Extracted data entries

───

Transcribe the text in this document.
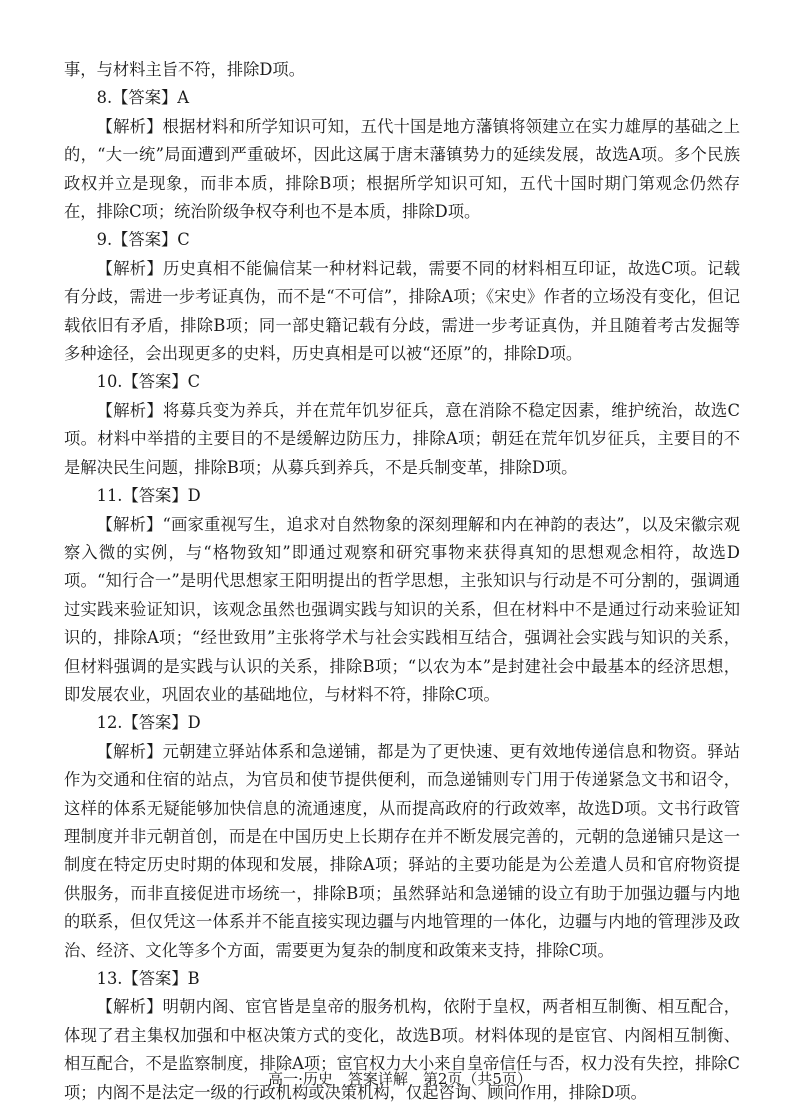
事，与材料主旨不符，排除D项。

8.【答案】A

【解析】根据材料和所学知识可知，五代十国是地方藩镇将领建立在实力雄厚的基础之上的，“大一统”局面遭到严重破坏，因此这属于唐末藩镇势力的延续发展，故选A项。多个民族政权并立是现象，而非本质，排除B项；根据所学知识可知，五代十国时期门第观念仍然存在，排除C项；统治阶级争权夺利也不是本质，排除D项。

9.【答案】C

【解析】历史真相不能偏信某一种材料记载，需要不同的材料相互印证，故选C项。记载有分歧，需进一步考证真伪，而不是“不可信”，排除A项；《宋史》作者的立场没有变化，但记载依旧有矛盾，排除B项；同一部史籍记载有分歧，需进一步考证真伪，并且随着考古发掘等多种途径，会出现更多的史料，历史真相是可以被“还原”的，排除D项。

10.【答案】C

【解析】将募兵变为养兵，并在荒年饥岁征兵，意在消除不稳定因素，维护统治，故选C项。材料中举措的主要目的不是缓解边防压力，排除A项；朝廷在荒年饥岁征兵，主要目的不是解决民生问题，排除B项；从募兵到养兵，不是兵制变革，排除D项。

11.【答案】D

【解析】“画家重视写生，追求对自然物象的深刻理解和内在神韵的表达”，以及宋徽宗观察入微的实例，与“格物致知”即通过观察和研究事物来获得真知的思想观念相符，故选D项。“知行合一”是明代思想家王阳明提出的哲学思想，主张知识与行动是不可分割的，强调通过实践来验证知识，该观念虽然也强调实践与知识的关系，但在材料中不是通过行动来验证知识的，排除A项；“经世致用”主张将学术与社会实践相互结合，强调社会实践与知识的关系，但材料强调的是实践与认识的关系，排除B项；“以农为本”是封建社会中最基本的经济思想，即发展农业，巩固农业的基础地位，与材料不符，排除C项。

12.【答案】D

【解析】元朝建立驿站体系和急递铺，都是为了更快速、更有效地传递信息和物资。驿站作为交通和住宿的站点，为官员和使节提供便利，而急递铺则专门用于传递紧急文书和诏令，这样的体系无疑能够加快信息的流通速度，从而提高政府的行政效率，故选D项。文书行政管理制度并非元朝首创，而是在中国历史上长期存在并不断发展完善的，元朝的急递铺只是这一制度在特定历史时期的体现和发展，排除A项；驿站的主要功能是为公差遣人员和官府物资提供服务，而非直接促进市场统一，排除B项；虽然驿站和急递铺的设立有助于加强边疆与内地的联系，但仅凭这一体系并不能直接实现边疆与内地管理的一体化，边疆与内地的管理涉及政治、经济、文化等多个方面，需要更为复杂的制度和政策来支持，排除C项。

13.【答案】B

【解析】明朝内阁、宦官皆是皇帝的服务机构，依附于皇权，两者相互制衡、相互配合，体现了君主集权加强和中枢决策方式的变化，故选B项。材料体现的是宦官、内阁相互制衡、相互配合，不是监察制度，排除A项；宦官权力大小来自皇帝信任与否，权力没有失控，排除C项；内阁不是法定一级的行政机构或决策机构，仅起咨询、顾问作用，排除D项。

高一·历史　答案详解　第2页（共5页）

───

Stated task:
Your copy should repeat each entry above exactly but contain no pictures.

Answer to this exercise:
Transcribe the text in this document.
事，与材料主旨不符，排除D项。

8.【答案】A

【解析】根据材料和所学知识可知，五代十国是地方藩镇将领建立在实力雄厚的基础之上的，“大一统”局面遭到严重破坏，因此这属于唐末藩镇势力的延续发展，故选A项。多个民族政权并立是现象，而非本质，排除B项；根据所学知识可知，五代十国时期门第观念仍然存在，排除C项；统治阶级争权夺利也不是本质，排除D项。

9.【答案】C

【解析】历史真相不能偏信某一种材料记载，需要不同的材料相互印证，故选C项。记载有分歧，需进一步考证真伪，而不是“不可信”，排除A项；《宋史》作者的立场没有变化，但记载依旧有矛盾，排除B项；同一部史籍记载有分歧，需进一步考证真伪，并且随着考古发掘等多种途径，会出现更多的史料，历史真相是可以被“还原”的，排除D项。

10.【答案】C

【解析】将募兵变为养兵，并在荒年饥岁征兵，意在消除不稳定因素，维护统治，故选C项。材料中举措的主要目的不是缓解边防压力，排除A项；朝廷在荒年饥岁征兵，主要目的不是解决民生问题，排除B项；从募兵到养兵，不是兵制变革，排除D项。

11.【答案】D

【解析】“画家重视写生，追求对自然物象的深刻理解和内在神韵的表达”，以及宋徽宗观察入微的实例，与“格物致知”即通过观察和研究事物来获得真知的思想观念相符，故选D项。“知行合一”是明代思想家王阳明提出的哲学思想，主张知识与行动是不可分割的，强调通过实践来验证知识，该观念虽然也强调实践与知识的关系，但在材料中不是通过行动来验证知识的，排除A项；“经世致用”主张将学术与社会实践相互结合，强调社会实践与知识的关系，但材料强调的是实践与认识的关系，排除B项；“以农为本”是封建社会中最基本的经济思想，即发展农业，巩固农业的基础地位，与材料不符，排除C项。

12.【答案】D

【解析】元朝建立驿站体系和急递铺，都是为了更快速、更有效地传递信息和物资。驿站作为交通和住宿的站点，为官员和使节提供便利，而急递铺则专门用于传递紧急文书和诏令，这样的体系无疑能够加快信息的流通速度，从而提高政府的行政效率，故选D项。文书行政管理制度并非元朝首创，而是在中国历史上长期存在并不断发展完善的，元朝的急递铺只是这一制度在特定历史时期的体现和发展，排除A项；驿站的主要功能是为公差遣人员和官府物资提供服务，而非直接促进市场统一，排除B项；虽然驿站和急递铺的设立有助于加强边疆与内地的联系，但仅凭这一体系并不能直接实现边疆与内地管理的一体化，边疆与内地的管理涉及政治、经济、文化等多个方面，需要更为复杂的制度和政策来支持，排除C项。

13.【答案】B

【解析】明朝内阁、宦官皆是皇帝的服务机构，依附于皇权，两者相互制衡、相互配合，体现了君主集权加强和中枢决策方式的变化，故选B项。材料体现的是宦官、内阁相互制衡、相互配合，不是监察制度，排除A项；宦官权力大小来自皇帝信任与否，权力没有失控，排除C项；内阁不是法定一级的行政机构或决策机构，仅起咨询、顾问作用，排除D项。

高一·历史　答案详解　第2页（共5页）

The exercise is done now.